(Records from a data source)

- - - - -

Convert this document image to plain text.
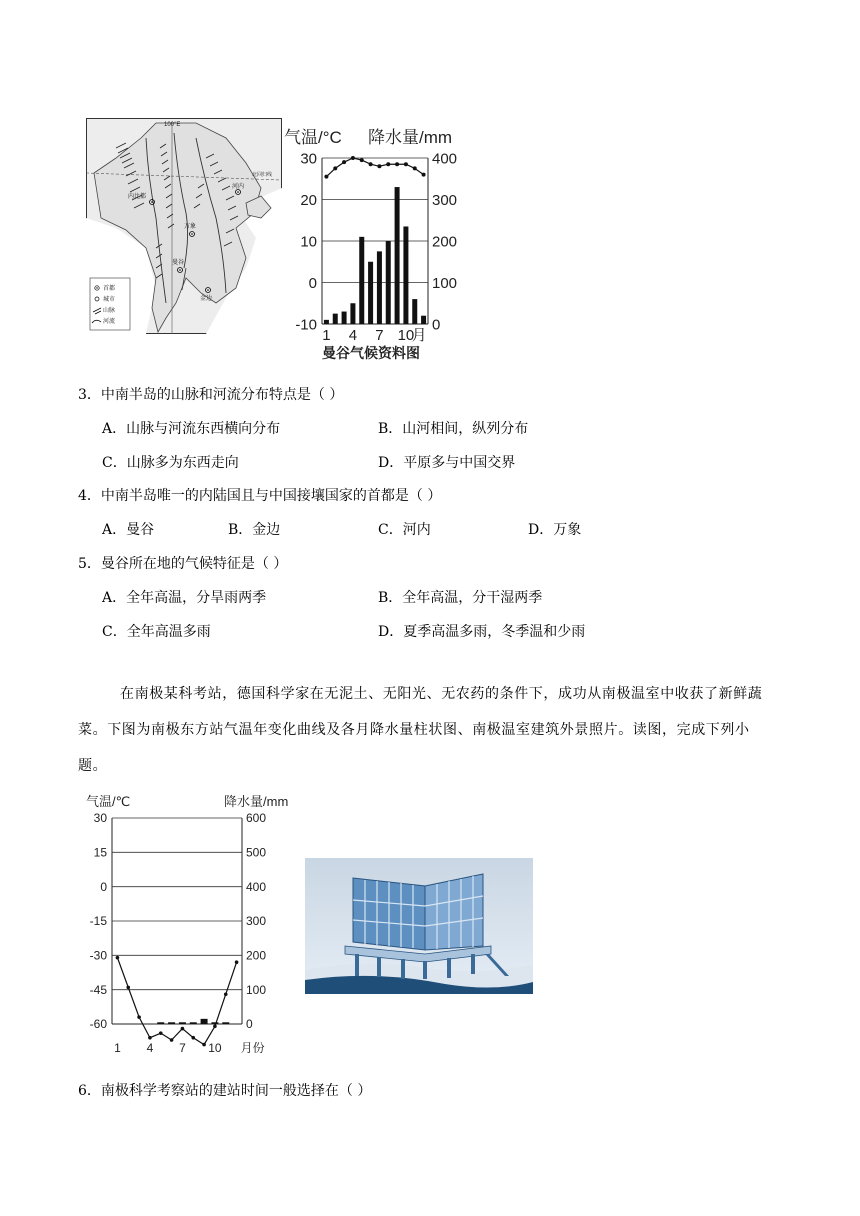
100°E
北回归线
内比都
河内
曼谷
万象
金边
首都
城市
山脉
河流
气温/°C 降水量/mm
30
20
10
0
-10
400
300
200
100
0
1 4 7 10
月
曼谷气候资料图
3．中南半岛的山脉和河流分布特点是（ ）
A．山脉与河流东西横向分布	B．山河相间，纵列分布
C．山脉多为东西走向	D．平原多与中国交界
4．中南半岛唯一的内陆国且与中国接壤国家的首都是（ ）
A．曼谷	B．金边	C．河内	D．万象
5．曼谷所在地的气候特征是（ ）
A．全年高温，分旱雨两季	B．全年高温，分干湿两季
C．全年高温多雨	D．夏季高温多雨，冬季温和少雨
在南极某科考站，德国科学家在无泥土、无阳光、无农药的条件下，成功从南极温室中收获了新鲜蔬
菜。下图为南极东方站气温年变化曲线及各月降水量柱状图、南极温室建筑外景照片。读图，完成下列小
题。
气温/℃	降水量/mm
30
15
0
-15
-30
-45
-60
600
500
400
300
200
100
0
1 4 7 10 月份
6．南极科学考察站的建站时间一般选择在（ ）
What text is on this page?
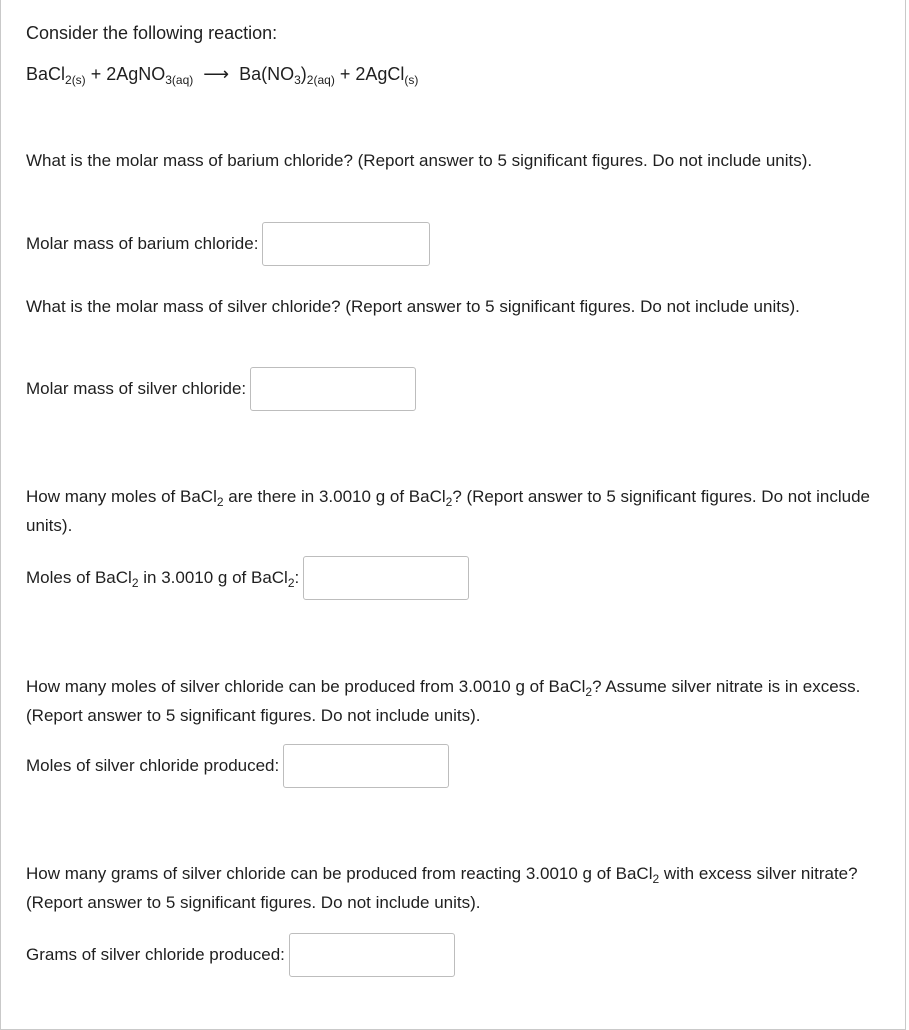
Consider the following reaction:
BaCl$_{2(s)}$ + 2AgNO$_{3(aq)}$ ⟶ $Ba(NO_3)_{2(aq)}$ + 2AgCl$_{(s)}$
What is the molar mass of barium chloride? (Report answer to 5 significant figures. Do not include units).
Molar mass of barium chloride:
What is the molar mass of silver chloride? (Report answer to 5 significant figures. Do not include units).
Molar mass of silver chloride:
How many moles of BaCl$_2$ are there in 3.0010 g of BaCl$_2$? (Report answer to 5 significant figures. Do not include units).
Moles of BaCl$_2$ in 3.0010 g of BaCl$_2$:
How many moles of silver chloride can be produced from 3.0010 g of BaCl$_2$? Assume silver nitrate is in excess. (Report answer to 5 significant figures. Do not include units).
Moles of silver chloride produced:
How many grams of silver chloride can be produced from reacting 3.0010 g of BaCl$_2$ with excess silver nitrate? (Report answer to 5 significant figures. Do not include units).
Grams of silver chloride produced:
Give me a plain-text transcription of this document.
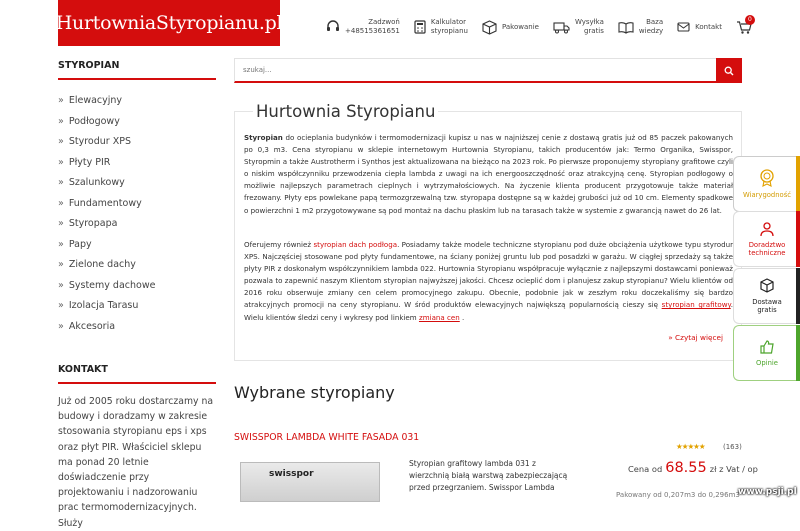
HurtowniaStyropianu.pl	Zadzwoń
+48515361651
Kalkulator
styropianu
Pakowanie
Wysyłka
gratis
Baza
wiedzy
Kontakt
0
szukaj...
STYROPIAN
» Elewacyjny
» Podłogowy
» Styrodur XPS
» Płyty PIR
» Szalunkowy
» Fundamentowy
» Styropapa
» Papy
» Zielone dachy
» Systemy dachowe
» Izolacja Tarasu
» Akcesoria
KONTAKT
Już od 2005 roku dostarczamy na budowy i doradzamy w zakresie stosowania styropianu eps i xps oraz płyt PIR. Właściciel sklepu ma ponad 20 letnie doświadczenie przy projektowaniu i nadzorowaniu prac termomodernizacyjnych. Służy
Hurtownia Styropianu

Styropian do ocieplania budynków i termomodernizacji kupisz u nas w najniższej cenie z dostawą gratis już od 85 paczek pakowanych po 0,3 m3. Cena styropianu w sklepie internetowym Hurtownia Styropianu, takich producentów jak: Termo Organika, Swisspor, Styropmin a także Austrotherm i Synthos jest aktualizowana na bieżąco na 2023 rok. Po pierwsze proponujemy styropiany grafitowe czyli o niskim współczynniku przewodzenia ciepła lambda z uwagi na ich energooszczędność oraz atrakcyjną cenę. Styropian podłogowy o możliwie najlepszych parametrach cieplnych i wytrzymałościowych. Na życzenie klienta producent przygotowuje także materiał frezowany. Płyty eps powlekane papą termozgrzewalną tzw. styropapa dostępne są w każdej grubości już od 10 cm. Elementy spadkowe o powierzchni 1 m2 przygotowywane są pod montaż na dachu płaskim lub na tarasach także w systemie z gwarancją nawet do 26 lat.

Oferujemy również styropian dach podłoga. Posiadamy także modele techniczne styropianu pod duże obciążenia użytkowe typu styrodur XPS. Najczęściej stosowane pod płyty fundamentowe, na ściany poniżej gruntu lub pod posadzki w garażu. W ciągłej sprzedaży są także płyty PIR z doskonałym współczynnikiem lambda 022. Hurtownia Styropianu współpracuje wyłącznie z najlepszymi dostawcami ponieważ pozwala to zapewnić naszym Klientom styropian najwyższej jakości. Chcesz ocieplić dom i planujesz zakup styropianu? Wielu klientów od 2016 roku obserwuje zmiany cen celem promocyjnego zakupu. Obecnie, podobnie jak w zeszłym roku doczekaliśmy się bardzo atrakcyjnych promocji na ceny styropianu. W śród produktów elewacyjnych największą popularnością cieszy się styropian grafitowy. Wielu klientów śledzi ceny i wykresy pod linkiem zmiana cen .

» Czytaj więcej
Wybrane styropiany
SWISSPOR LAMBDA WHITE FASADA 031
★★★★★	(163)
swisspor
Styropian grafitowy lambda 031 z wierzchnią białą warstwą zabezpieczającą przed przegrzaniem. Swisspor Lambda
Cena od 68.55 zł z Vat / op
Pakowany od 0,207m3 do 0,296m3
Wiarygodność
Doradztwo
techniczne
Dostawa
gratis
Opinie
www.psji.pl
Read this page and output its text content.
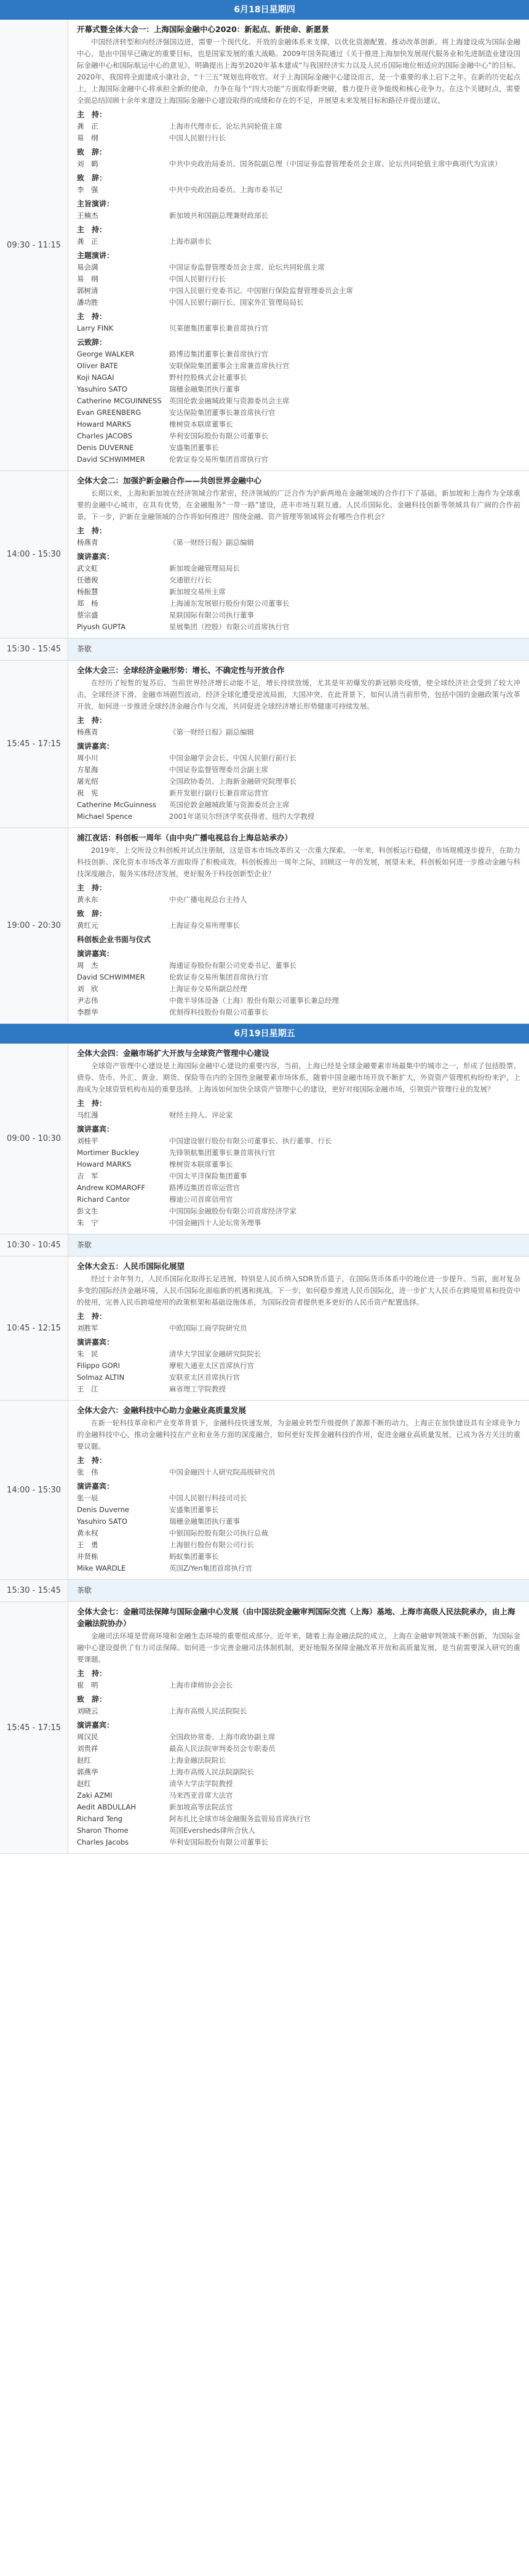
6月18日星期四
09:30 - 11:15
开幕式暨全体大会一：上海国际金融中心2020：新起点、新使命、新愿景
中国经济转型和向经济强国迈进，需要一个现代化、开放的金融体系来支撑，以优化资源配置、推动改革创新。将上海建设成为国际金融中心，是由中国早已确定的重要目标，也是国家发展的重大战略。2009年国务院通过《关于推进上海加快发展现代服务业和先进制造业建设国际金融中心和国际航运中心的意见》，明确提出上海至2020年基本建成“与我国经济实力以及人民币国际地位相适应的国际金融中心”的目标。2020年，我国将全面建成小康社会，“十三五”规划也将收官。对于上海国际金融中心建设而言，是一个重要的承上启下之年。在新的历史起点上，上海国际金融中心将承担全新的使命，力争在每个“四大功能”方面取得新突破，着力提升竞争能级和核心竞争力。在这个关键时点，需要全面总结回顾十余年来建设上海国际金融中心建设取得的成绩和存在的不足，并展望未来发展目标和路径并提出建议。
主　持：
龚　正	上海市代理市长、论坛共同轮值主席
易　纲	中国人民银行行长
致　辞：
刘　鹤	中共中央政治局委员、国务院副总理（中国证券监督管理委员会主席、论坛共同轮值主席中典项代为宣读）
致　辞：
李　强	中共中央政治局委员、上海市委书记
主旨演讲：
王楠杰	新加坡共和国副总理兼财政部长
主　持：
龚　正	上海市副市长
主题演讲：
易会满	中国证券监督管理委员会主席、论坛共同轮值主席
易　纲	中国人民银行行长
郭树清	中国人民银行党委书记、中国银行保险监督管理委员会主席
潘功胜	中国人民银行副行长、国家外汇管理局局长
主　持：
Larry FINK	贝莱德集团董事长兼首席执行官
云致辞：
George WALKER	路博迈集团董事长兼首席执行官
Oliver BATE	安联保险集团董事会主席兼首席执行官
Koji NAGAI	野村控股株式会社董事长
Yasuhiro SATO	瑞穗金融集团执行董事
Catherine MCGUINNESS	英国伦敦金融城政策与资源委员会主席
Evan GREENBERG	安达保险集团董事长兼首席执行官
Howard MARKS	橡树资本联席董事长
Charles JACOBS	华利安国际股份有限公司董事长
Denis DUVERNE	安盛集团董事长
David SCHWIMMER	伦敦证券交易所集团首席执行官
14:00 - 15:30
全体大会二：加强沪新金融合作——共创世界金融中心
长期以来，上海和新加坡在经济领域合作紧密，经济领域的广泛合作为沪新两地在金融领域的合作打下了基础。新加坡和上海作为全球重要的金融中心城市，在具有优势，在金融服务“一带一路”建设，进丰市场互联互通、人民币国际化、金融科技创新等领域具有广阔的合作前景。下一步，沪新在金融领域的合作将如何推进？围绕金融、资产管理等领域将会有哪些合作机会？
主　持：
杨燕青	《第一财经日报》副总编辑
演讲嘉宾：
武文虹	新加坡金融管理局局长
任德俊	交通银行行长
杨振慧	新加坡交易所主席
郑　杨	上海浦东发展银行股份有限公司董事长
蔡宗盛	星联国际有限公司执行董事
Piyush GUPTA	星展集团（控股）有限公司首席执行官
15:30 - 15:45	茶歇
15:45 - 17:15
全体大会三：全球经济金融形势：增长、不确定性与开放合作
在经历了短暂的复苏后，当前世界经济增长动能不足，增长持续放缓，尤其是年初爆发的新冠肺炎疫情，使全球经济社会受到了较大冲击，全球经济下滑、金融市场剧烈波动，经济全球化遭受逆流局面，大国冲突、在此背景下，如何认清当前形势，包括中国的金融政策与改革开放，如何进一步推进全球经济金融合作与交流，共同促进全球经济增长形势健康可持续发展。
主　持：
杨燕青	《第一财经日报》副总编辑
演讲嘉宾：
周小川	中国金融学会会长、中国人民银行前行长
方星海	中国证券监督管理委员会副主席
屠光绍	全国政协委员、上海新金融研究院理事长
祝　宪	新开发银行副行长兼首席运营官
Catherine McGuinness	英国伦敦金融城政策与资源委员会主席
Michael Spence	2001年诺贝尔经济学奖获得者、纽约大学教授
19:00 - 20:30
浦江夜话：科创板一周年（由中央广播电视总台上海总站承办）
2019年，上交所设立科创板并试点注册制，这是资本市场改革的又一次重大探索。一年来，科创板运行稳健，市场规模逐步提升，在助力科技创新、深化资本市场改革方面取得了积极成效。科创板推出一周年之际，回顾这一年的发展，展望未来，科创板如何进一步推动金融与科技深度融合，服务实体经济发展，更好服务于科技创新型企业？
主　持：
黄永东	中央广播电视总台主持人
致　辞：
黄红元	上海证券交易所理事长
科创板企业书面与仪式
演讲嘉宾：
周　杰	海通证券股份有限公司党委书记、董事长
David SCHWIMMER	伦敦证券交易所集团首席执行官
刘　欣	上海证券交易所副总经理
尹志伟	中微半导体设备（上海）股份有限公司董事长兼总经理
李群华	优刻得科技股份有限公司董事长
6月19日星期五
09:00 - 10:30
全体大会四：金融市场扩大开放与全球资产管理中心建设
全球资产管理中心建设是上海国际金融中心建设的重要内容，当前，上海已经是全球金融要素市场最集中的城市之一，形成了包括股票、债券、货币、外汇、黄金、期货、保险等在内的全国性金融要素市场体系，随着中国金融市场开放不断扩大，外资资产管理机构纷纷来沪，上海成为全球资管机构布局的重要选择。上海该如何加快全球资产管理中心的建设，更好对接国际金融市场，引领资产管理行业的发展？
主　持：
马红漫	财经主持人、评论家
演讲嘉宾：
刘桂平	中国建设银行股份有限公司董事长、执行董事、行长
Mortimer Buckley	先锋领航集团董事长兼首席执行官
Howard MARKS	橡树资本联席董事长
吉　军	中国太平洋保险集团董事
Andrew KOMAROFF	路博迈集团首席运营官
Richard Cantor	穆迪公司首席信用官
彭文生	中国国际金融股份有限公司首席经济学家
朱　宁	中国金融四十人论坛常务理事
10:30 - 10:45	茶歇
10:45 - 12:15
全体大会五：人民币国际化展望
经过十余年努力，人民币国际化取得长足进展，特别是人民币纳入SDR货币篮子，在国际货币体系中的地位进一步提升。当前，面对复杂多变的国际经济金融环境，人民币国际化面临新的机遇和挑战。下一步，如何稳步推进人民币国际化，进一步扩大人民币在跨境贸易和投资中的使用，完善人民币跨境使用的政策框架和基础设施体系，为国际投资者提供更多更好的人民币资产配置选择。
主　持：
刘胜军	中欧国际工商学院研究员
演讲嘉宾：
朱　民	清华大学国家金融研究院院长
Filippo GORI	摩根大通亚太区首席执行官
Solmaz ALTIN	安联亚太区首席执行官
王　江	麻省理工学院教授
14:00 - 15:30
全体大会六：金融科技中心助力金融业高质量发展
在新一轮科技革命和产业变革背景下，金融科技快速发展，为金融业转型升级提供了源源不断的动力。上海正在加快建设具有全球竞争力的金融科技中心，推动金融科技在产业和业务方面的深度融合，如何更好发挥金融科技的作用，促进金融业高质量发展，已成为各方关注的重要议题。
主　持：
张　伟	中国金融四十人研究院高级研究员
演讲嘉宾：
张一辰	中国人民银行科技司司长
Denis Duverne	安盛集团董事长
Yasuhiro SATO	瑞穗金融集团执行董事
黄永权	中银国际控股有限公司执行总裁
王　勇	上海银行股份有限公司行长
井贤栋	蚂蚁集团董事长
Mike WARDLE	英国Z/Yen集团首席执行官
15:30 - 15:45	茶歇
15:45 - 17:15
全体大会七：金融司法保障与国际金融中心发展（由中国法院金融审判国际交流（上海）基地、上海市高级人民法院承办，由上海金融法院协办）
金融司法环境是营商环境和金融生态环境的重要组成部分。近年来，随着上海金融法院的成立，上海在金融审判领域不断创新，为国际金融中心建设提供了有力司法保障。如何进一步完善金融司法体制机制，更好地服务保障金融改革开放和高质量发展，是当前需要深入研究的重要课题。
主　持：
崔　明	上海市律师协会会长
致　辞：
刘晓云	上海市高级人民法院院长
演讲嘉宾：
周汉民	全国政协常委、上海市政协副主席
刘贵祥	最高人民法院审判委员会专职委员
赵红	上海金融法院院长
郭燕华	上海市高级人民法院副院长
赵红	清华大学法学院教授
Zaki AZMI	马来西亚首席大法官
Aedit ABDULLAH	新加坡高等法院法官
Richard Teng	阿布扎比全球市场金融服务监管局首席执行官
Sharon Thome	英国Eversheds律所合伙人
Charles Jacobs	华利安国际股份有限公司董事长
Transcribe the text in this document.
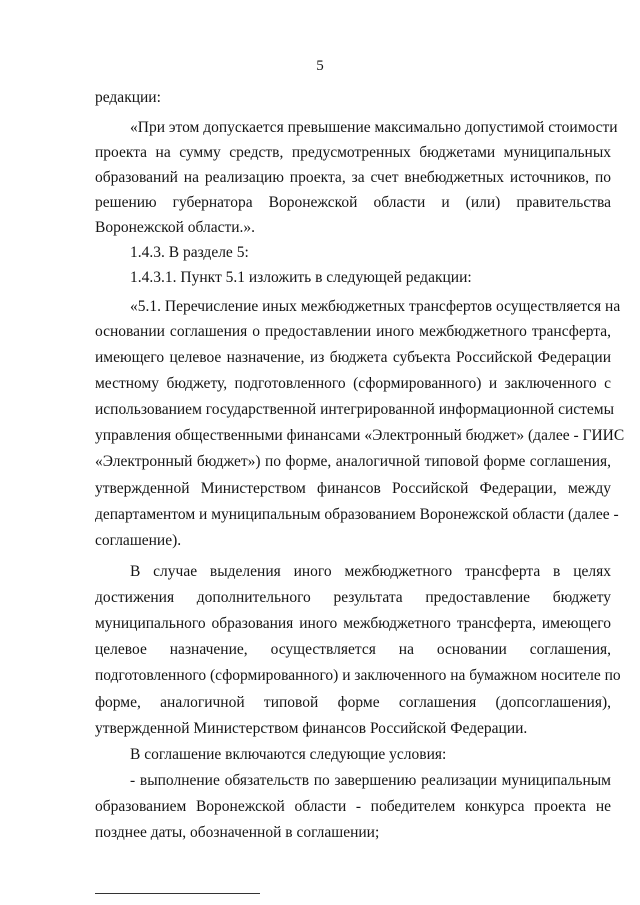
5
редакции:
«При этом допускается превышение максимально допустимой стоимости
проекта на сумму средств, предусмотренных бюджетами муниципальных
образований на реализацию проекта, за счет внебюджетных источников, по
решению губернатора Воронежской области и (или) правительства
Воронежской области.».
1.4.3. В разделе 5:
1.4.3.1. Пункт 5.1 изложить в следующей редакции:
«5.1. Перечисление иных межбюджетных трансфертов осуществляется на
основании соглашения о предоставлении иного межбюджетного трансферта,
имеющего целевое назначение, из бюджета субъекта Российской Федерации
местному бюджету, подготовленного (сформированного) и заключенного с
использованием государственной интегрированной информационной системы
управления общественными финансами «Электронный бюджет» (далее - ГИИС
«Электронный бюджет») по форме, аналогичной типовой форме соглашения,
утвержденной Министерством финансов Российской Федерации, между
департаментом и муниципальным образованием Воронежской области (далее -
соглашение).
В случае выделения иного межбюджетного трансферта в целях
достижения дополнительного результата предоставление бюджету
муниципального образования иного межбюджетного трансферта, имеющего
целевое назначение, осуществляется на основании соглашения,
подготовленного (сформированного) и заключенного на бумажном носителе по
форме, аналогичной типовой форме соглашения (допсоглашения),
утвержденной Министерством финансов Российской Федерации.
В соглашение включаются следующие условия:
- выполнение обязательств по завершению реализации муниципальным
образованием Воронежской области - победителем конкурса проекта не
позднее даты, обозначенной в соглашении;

- - - - -

* **Stated problem**: Look over the listing. Pull out every line with the string "answer" in it.

* **Solved problem**:
What is the molar mass of barium chloride? (Report answer to 5 significant figures. Do not include units).
What is the molar mass of silver chloride? (Report answer to 5 significant figures. Do not include units).
How many moles of BaCl$_2$ are there in 3.0010 g of BaCl$_2$? (Report answer to 5 significant figures. Do not include units).
How many moles of silver chloride can be produced from 3.0010 g of BaCl$_2$? Assume silver nitrate is in excess. (Report answer to 5 significant figures. Do not include units).
How many grams of silver chloride can be produced from reacting 3.0010 g of BaCl$_2$ with excess silver nitrate? (Report answer to 5 significant figures. Do not include units).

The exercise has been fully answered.